▶ [BRIEF]: Transcribe the records below exactly as they appear.

▶ [Data extracted from a collection]:
* Begin *

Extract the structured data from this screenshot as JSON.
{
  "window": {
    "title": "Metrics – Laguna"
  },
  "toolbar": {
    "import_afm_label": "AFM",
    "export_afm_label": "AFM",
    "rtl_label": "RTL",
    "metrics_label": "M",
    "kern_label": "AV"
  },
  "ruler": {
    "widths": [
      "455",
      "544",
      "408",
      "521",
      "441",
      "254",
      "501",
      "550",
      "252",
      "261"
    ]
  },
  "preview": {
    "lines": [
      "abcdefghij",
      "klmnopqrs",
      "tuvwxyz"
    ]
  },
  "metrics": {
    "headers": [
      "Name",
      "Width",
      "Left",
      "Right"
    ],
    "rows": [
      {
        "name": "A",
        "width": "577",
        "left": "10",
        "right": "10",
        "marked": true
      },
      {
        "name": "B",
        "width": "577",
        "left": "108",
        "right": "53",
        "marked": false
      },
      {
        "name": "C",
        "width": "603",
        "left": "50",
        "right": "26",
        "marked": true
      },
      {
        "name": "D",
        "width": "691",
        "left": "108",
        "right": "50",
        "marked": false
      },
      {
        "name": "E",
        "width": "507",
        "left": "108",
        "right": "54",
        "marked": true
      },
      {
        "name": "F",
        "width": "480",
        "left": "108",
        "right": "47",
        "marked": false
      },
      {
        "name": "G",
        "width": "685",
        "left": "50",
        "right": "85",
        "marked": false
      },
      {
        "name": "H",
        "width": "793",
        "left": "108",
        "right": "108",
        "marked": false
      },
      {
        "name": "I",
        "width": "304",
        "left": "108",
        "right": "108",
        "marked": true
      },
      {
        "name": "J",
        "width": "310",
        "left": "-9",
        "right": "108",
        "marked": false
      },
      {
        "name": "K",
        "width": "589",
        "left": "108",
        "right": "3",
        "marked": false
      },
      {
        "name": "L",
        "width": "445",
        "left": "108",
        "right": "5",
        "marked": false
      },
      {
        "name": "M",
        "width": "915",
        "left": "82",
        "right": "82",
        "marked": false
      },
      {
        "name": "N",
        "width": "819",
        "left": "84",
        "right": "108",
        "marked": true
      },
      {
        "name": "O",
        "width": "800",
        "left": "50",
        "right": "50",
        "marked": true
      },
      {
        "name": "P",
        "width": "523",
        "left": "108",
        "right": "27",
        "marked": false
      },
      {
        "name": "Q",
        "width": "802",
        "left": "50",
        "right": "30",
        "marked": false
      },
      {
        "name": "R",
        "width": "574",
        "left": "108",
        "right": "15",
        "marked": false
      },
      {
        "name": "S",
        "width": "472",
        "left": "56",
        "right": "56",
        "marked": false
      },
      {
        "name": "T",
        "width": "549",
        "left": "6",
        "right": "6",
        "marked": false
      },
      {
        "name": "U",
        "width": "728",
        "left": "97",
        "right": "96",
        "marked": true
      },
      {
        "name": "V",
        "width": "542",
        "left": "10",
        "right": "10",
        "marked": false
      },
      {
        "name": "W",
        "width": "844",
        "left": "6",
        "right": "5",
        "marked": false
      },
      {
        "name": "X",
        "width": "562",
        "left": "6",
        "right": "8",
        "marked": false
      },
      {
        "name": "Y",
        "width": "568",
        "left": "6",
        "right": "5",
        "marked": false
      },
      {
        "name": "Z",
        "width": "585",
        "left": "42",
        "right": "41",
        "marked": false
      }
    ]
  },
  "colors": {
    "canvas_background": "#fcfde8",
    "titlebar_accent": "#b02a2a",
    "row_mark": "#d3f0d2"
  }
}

* End *

▶ [THE COMPLETED TASK]:
Extract the structured data from this screenshot as JSON.
{
  "window": {
    "title": "Metrics – Laguna"
  },
  "toolbar": {
    "import_afm_label": "AFM",
    "export_afm_label": "AFM",
    "rtl_label": "RTL",
    "metrics_label": "M",
    "kern_label": "AV"
  },
  "ruler": {
    "widths": [
      "455",
      "544",
      "408",
      "521",
      "441",
      "254",
      "501",
      "550",
      "252",
      "261"
    ]
  },
  "preview": {
    "lines": [
      "abcdefghij",
      "klmnopqrs",
      "tuvwxyz"
    ]
  },
  "metrics": {
    "headers": [
      "Name",
      "Width",
      "Left",
      "Right"
    ],
    "rows": [
      {
        "name": "A",
        "width": "577",
        "left": "10",
        "right": "10",
        "marked": true
      },
      {
        "name": "B",
        "width": "577",
        "left": "108",
        "right": "53",
        "marked": false
      },
      {
        "name": "C",
        "width": "603",
        "left": "50",
        "right": "26",
        "marked": true
      },
      {
        "name": "D",
        "width": "691",
        "left": "108",
        "right": "50",
        "marked": false
      },
      {
        "name": "E",
        "width": "507",
        "left": "108",
        "right": "54",
        "marked": true
      },
      {
        "name": "F",
        "width": "480",
        "left": "108",
        "right": "47",
        "marked": false
      },
      {
        "name": "G",
        "width": "685",
        "left": "50",
        "right": "85",
        "marked": false
      },
      {
        "name": "H",
        "width": "793",
        "left": "108",
        "right": "108",
        "marked": false
      },
      {
        "name": "I",
        "width": "304",
        "left": "108",
        "right": "108",
        "marked": true
      },
      {
        "name": "J",
        "width": "310",
        "left": "-9",
        "right": "108",
        "marked": false
      },
      {
        "name": "K",
        "width": "589",
        "left": "108",
        "right": "3",
        "marked": false
      },
      {
        "name": "L",
        "width": "445",
        "left": "108",
        "right": "5",
        "marked": false
      },
      {
        "name": "M",
        "width": "915",
        "left": "82",
        "right": "82",
        "marked": false
      },
      {
        "name": "N",
        "width": "819",
        "left": "84",
        "right": "108",
        "marked": true
      },
      {
        "name": "O",
        "width": "800",
        "left": "50",
        "right": "50",
        "marked": true
      },
      {
        "name": "P",
        "width": "523",
        "left": "108",
        "right": "27",
        "marked": false
      },
      {
        "name": "Q",
        "width": "802",
        "left": "50",
        "right": "30",
        "marked": false
      },
      {
        "name": "R",
        "width": "574",
        "left": "108",
        "right": "15",
        "marked": false
      },
      {
        "name": "S",
        "width": "472",
        "left": "56",
        "right": "56",
        "marked": false
      },
      {
        "name": "T",
        "width": "549",
        "left": "6",
        "right": "6",
        "marked": false
      },
      {
        "name": "U",
        "width": "728",
        "left": "97",
        "right": "96",
        "marked": true
      },
      {
        "name": "V",
        "width": "542",
        "left": "10",
        "right": "10",
        "marked": false
      },
      {
        "name": "W",
        "width": "844",
        "left": "6",
        "right": "5",
        "marked": false
      },
      {
        "name": "X",
        "width": "562",
        "left": "6",
        "right": "8",
        "marked": false
      },
      {
        "name": "Y",
        "width": "568",
        "left": "6",
        "right": "5",
        "marked": false
      },
      {
        "name": "Z",
        "width": "585",
        "left": "42",
        "right": "41",
        "marked": false
      }
    ]
  },
  "colors": {
    "canvas_background": "#fcfde8",
    "titlebar_accent": "#b02a2a",
    "row_mark": "#d3f0d2"
  }
}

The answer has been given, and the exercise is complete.